Listen for yourself! It’s a barrel of laughs.

I enjoyed writing this. I enjoyed recording it. I especially enjoyed working with my siblings and doing silly voices. I did not, however, enjoy driving back into town at 3AM, wondering if I was really awake enough to be behind the wheel.

Hopefully, future episodes will be marginally less life-threatening.


—Alex Markley

“Oh yeah, I still need to pack.”


~~ Introduction

Malex: Hey everybody! Welcome to the Malex Minute! I’m Malex, and I’m hosting the show! In the studio with me is Linus the Laptop and Snufflefungus the cheerful fuzzball!

Snufflefungus: Hi everybody!

Linus: You’re despicable!

Malex: Are you talking to me?

Linus: Yes! You’re a terrible human being!

Malex: Do you realize I’m trying to do a show?

Snufflefungus: I realize!

• _What is expected_: Reproduce the episode script word for word, between "Malex: Hey everybody!" and "Linus: You’re despicable!", inclusive.

• _Information supplied_:

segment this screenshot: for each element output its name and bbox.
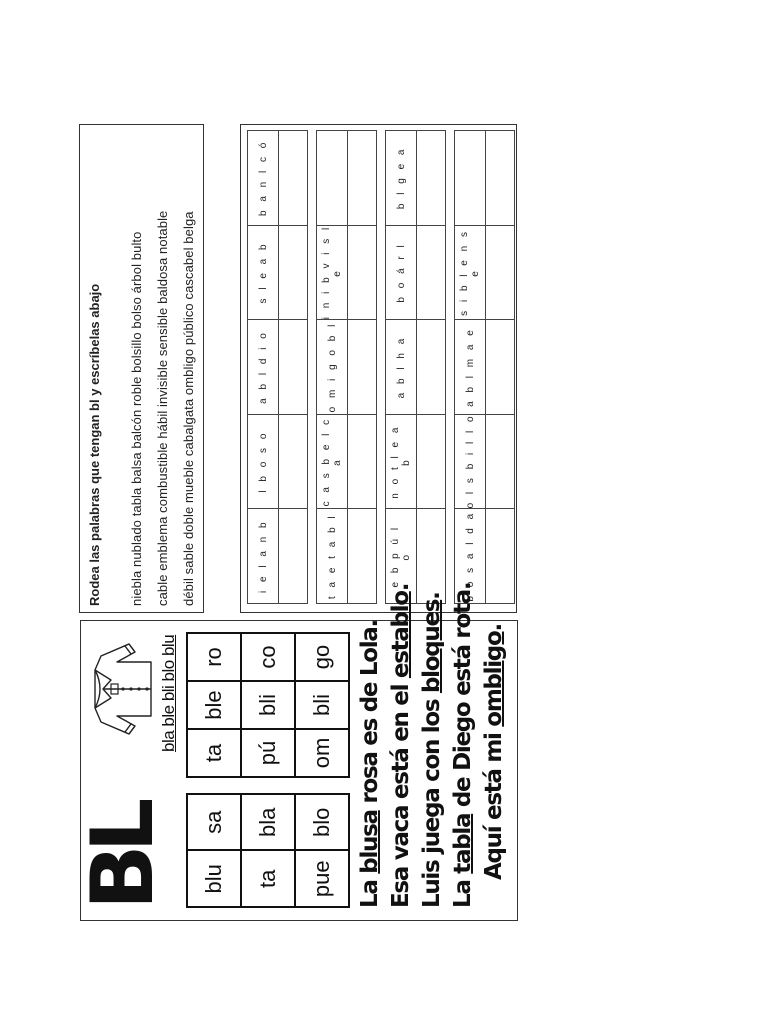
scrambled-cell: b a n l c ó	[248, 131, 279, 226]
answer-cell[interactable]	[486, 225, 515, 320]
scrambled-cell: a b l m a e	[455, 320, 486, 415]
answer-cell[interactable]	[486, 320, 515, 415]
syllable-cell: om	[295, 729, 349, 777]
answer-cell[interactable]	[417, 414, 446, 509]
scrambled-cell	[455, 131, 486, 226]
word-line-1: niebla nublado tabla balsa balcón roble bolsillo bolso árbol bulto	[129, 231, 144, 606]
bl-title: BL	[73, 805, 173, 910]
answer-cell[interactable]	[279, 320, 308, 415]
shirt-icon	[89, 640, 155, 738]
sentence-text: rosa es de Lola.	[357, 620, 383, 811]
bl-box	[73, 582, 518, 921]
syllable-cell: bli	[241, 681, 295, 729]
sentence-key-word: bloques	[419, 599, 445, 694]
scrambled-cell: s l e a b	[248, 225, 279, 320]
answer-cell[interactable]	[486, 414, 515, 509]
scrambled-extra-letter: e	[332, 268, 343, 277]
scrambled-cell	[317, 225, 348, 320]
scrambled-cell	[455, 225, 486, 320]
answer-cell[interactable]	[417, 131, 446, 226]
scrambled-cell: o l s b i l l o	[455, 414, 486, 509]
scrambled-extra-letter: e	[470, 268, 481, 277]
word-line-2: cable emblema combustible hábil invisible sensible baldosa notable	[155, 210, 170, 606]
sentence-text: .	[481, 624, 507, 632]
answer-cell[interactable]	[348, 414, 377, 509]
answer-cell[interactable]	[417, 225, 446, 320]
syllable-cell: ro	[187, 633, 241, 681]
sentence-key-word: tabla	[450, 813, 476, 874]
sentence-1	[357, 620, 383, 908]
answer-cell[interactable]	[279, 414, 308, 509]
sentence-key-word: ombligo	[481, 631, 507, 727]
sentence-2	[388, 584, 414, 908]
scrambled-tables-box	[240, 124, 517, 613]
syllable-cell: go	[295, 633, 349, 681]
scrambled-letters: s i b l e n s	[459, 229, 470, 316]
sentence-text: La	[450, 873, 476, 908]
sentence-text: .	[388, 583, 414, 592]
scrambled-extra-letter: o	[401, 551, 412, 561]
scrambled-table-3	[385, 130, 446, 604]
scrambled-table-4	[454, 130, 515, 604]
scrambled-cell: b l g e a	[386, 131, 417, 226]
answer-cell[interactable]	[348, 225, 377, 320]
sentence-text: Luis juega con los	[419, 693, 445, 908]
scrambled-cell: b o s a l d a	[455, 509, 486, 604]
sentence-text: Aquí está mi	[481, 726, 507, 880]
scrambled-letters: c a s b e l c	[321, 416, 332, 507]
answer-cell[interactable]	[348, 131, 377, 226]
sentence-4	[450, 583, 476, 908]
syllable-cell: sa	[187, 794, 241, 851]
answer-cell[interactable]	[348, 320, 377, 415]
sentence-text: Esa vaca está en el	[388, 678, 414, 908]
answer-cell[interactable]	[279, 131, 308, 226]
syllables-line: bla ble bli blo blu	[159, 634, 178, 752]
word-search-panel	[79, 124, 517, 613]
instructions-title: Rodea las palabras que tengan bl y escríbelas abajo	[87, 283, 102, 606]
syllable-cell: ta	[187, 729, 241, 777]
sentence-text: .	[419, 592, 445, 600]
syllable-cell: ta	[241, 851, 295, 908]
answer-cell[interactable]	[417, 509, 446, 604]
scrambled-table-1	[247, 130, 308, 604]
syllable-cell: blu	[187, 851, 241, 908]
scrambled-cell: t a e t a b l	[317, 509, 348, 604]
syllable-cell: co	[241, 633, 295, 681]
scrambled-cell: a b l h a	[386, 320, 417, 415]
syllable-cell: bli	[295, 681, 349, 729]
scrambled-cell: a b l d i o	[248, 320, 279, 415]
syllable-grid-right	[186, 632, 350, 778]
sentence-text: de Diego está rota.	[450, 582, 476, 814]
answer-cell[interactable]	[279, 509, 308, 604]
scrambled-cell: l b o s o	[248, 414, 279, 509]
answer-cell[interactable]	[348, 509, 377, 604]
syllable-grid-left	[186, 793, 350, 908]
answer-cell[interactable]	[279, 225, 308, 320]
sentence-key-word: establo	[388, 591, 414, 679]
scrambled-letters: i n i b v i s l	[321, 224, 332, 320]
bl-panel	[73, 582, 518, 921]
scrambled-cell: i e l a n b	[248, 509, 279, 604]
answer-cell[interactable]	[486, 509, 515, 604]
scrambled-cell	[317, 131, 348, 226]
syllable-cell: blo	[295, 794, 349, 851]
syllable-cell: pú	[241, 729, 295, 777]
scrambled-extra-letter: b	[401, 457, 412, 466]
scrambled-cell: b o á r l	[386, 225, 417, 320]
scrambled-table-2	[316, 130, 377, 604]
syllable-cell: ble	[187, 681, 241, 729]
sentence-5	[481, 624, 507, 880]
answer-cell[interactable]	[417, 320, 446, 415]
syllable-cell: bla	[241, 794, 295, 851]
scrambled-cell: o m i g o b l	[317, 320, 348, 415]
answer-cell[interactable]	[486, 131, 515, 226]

• _Expected answer_:
Malex: Hey everybody! Welcome to the Malex Minute! I’m Malex, and I’m hosting the show! In the studio with me is Linus the Laptop and Snufflefungus the cheerful fuzzball!

Snufflefungus: Hi everybody!

Linus: You’re despicable!